**WHAT IS REQUIRED**
Your copy of the material below should match it exactly, except that it holds no pictures.

----------

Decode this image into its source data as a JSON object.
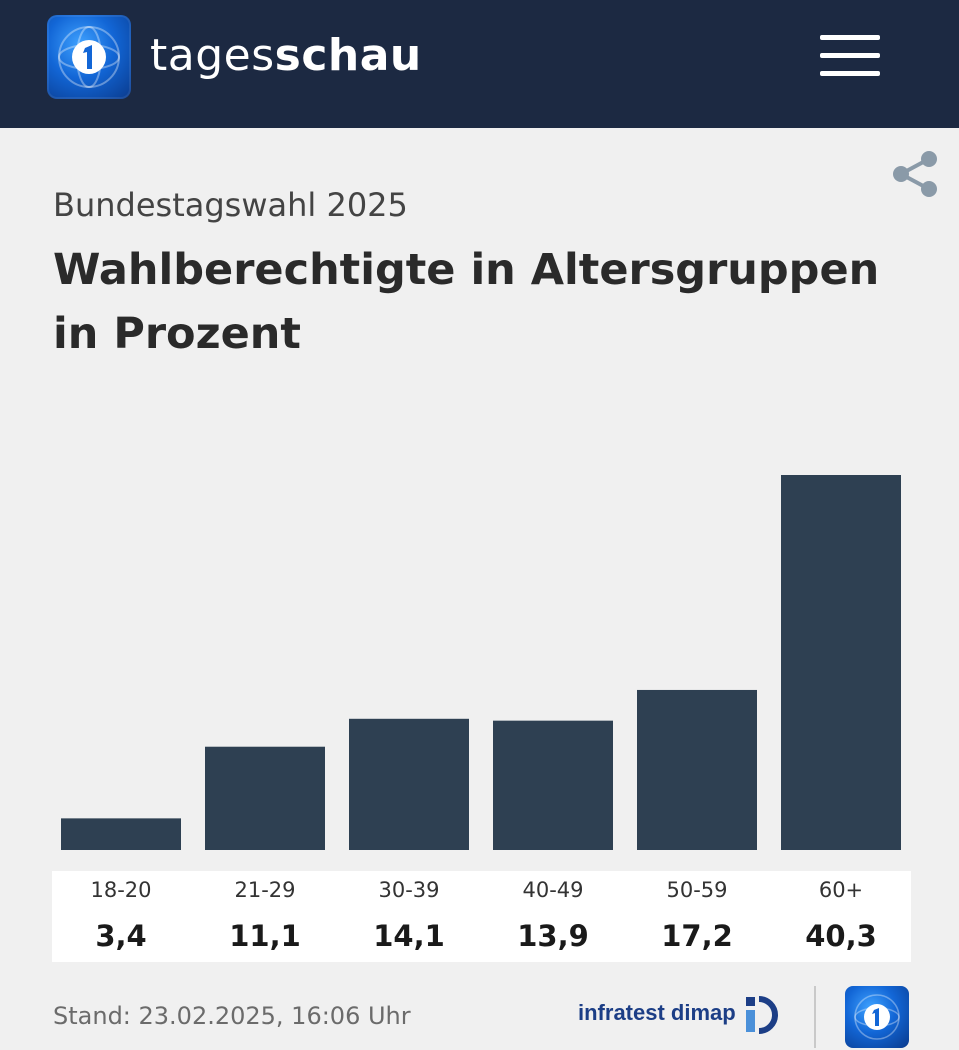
{
  "header": {
    "brand_light": "tages",
    "brand_bold": "schau",
    "logo_icon": "ard-one-logo-icon",
    "menu_icon": "hamburger-menu-icon",
    "background_color": "#1c2942"
  },
  "share_icon": "share-icon",
  "subtitle": "Bundestagswahl 2025",
  "title": "Wahlberechtigte in Altersgruppen in Prozent",
  "chart_data": {
    "type": "bar",
    "categories": [
      "18-20",
      "21-29",
      "30-39",
      "40-49",
      "50-59",
      "60+"
    ],
    "values": [
      3.4,
      11.1,
      14.1,
      13.9,
      17.2,
      40.3
    ],
    "value_labels": [
      "3,4",
      "11,1",
      "14,1",
      "13,9",
      "17,2",
      "40,3"
    ],
    "title": "Wahlberechtigte in Altersgruppen in Prozent",
    "ylim": [
      0,
      40.3
    ],
    "grid": false,
    "bar_color": "#2e4052"
  },
  "footer": {
    "stand": "Stand:  23.02.2025, 16:06 Uhr",
    "source": "infratest dimap",
    "source_logo_icon": "infratest-dimap-logo-icon",
    "footer_logo_icon": "ard-one-logo-icon"
  }
}
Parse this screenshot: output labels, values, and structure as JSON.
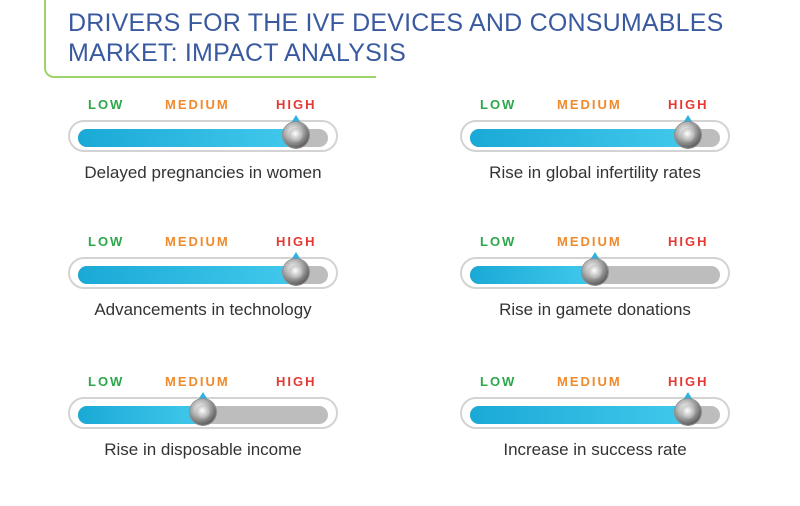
{
  "header": {
    "title_line1": "DRIVERS FOR THE IVF DEVICES AND CONSUMABLES",
    "title_line2": "MARKET: IMPACT ANALYSIS"
  },
  "scale_labels": {
    "low": "LOW",
    "medium": "MEDIUM",
    "high": "HIGH"
  },
  "colors": {
    "title": "#3a5aa0",
    "low": "#2ba84a",
    "medium": "#f08a2c",
    "high": "#e53935",
    "fill": "#1aa9d6",
    "accent_line": "#9ed36a"
  },
  "drivers": [
    {
      "label": "Delayed pregnancies in women",
      "level": 0.87
    },
    {
      "label": "Rise in global infertility rates",
      "level": 0.87
    },
    {
      "label": "Advancements in technology",
      "level": 0.87
    },
    {
      "label": "Rise in gamete donations",
      "level": 0.5
    },
    {
      "label": "Rise in disposable income",
      "level": 0.5
    },
    {
      "label": "Increase in success rate",
      "level": 0.87
    }
  ]
}
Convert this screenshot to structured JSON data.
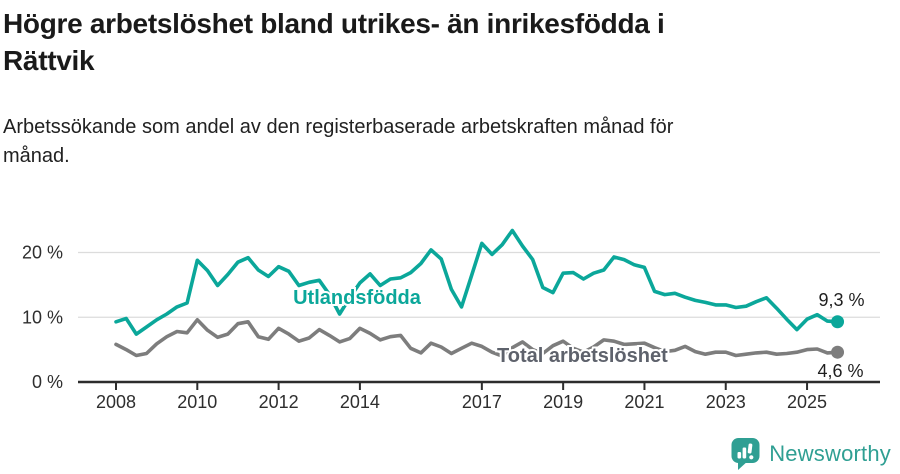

----------

**WORKED ANSWER**
Decode this image into its source data as a JSON object.
{
  "header": {
    "brand_light": "tages",
    "brand_bold": "schau",
    "logo_icon": "ard-one-logo-icon",
    "menu_icon": "hamburger-menu-icon",
    "background_color": "#1c2942"
  },
  "share_icon": "share-icon",
  "subtitle": "Bundestagswahl 2025",
  "title": "Wahlberechtigte in Altersgruppen in Prozent",
  "chart_data": {
    "type": "bar",
    "categories": [
      "18-20",
      "21-29",
      "30-39",
      "40-49",
      "50-59",
      "60+"
    ],
    "values": [
      3.4,
      11.1,
      14.1,
      13.9,
      17.2,
      40.3
    ],
    "value_labels": [
      "3,4",
      "11,1",
      "14,1",
      "13,9",
      "17,2",
      "40,3"
    ],
    "title": "Wahlberechtigte in Altersgruppen in Prozent",
    "ylim": [
      0,
      40.3
    ],
    "grid": false,
    "bar_color": "#2e4052"
  },
  "footer": {
    "stand": "Stand:  23.02.2025, 16:06 Uhr",
    "source": "infratest dimap",
    "source_logo_icon": "infratest-dimap-logo-icon",
    "footer_logo_icon": "ard-one-logo-icon"
  }
}
Parse this screenshot: output labels, values, and structure as JSON.
{
  "header": {
    "title_line1": "DRIVERS FOR THE IVF DEVICES AND CONSUMABLES",
    "title_line2": "MARKET: IMPACT ANALYSIS"
  },
  "scale_labels": {
    "low": "LOW",
    "medium": "MEDIUM",
    "high": "HIGH"
  },
  "colors": {
    "title": "#3a5aa0",
    "low": "#2ba84a",
    "medium": "#f08a2c",
    "high": "#e53935",
    "fill": "#1aa9d6",
    "accent_line": "#9ed36a"
  },
  "drivers": [
    {
      "label": "Delayed pregnancies in women",
      "level": 0.87
    },
    {
      "label": "Rise in global infertility rates",
      "level": 0.87
    },
    {
      "label": "Advancements in technology",
      "level": 0.87
    },
    {
      "label": "Rise in gamete donations",
      "level": 0.5
    },
    {
      "label": "Rise in disposable income",
      "level": 0.5
    },
    {
      "label": "Increase in success rate",
      "level": 0.87
    }
  ]
}
Convert this screenshot to structured JSON data.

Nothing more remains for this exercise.